Aufgabenstellung:
a - Beantworten Sie anhand des nachstehenden zitierten Abschnitts diese drei Fragen:
(i) Welches Amt hat Ulrich Schneider laut Bildunterschrift inne?
(ii) Wer wird als Quelle des Fotos angegeben?
(iii) Welches Thema wird als das neueste bezeichnet?
b - Legen Sie in ein bis drei Sätzen dar, weshalb Sozial-Alarmismus dem nachfolgenden zitierten Abschnitt zufolge in die Irre führt.

━━━━━ Zitierter Abschnitt

Oberster Sozial-Alarmist: Ulrich Schneider, Hauptgeschäftsführer des Paritätischen Gesamtverbands. (Foto: dpa/Wolfgang Kumm)
Armutsbericht

Sozial-Alarmismus führt in die Irre

Mit allerhand definitorischen Tricks konstruieren Sozial-Lobbyisten Armut sowie eine sich weiter öffnende „Schere zwischen Arm und Reich“. Trotz rapide steigender Sozialausgaben und Hilfen gerade für Familien ist „Kinderarmut“ das neueste Thema.

━━━━━━━━━━
━━━━━ Bereitgestelltes Material

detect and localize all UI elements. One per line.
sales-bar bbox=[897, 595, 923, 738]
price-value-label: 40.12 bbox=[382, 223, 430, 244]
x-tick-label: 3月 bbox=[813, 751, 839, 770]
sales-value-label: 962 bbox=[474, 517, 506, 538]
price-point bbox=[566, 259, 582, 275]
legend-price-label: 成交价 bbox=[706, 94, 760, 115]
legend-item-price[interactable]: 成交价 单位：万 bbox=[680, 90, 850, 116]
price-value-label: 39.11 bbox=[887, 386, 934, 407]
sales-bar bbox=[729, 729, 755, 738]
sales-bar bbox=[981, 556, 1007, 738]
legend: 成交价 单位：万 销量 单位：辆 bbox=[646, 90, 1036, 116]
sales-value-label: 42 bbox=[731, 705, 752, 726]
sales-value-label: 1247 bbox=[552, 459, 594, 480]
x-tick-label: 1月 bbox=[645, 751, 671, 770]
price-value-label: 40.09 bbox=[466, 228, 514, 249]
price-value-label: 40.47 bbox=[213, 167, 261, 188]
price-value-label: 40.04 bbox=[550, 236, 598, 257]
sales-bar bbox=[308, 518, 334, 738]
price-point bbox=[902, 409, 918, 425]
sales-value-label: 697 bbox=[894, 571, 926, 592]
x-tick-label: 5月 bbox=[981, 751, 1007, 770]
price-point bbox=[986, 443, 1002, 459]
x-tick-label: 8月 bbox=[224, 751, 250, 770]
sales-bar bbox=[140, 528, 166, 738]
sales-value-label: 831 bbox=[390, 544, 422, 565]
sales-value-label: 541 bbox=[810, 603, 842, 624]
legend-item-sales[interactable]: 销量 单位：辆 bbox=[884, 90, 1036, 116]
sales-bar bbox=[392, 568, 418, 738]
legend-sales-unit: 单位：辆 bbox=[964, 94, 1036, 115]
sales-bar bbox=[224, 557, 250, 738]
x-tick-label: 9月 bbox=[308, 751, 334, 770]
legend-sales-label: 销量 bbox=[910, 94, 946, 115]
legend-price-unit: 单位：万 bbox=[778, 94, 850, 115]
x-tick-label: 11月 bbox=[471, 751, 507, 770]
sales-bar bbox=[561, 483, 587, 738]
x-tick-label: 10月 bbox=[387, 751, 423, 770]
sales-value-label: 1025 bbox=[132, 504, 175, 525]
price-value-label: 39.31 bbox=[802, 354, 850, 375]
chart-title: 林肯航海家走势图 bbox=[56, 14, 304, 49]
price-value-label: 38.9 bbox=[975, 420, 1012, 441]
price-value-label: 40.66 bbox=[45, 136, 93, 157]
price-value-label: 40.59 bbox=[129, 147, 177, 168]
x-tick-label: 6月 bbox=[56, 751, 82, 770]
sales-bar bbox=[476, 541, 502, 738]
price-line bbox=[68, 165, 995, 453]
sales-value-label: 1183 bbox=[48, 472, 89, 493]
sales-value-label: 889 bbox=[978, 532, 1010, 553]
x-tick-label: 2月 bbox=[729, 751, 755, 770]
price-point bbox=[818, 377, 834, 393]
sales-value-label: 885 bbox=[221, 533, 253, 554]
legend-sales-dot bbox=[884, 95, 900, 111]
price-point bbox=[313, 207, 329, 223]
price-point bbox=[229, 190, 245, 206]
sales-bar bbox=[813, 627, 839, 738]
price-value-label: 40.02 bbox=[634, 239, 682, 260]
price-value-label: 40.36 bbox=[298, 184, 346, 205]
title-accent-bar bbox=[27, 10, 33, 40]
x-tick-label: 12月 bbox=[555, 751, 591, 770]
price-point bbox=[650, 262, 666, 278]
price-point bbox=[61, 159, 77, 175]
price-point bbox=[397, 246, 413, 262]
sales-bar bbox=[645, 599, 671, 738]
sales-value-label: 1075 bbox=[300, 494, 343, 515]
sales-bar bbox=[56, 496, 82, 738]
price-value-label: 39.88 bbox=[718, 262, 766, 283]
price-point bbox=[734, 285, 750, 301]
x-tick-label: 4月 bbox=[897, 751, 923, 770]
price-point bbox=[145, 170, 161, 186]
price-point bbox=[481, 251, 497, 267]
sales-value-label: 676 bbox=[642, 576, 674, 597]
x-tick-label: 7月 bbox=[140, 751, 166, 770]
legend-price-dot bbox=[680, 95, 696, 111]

━━━━━━━━━━

Antworten je Aufgabe:
a -
(i) Hauptgeschäftsführer des Paritätischen Gesamtverbands
(ii) dpa/Wolfgang Kumm
(iii) „Kinderarmut“

b - Sozial-Lobbyisten konstruieren laut dem Abschnitt mit allerhand definitorischen Tricks Armut sowie eine sich weiter öffnende „Schere zwischen Arm und Reich“. Zudem sei „Kinderarmut“ das neueste Thema, obwohl die Sozialausgaben und Hilfen gerade für Familien rapide steigen.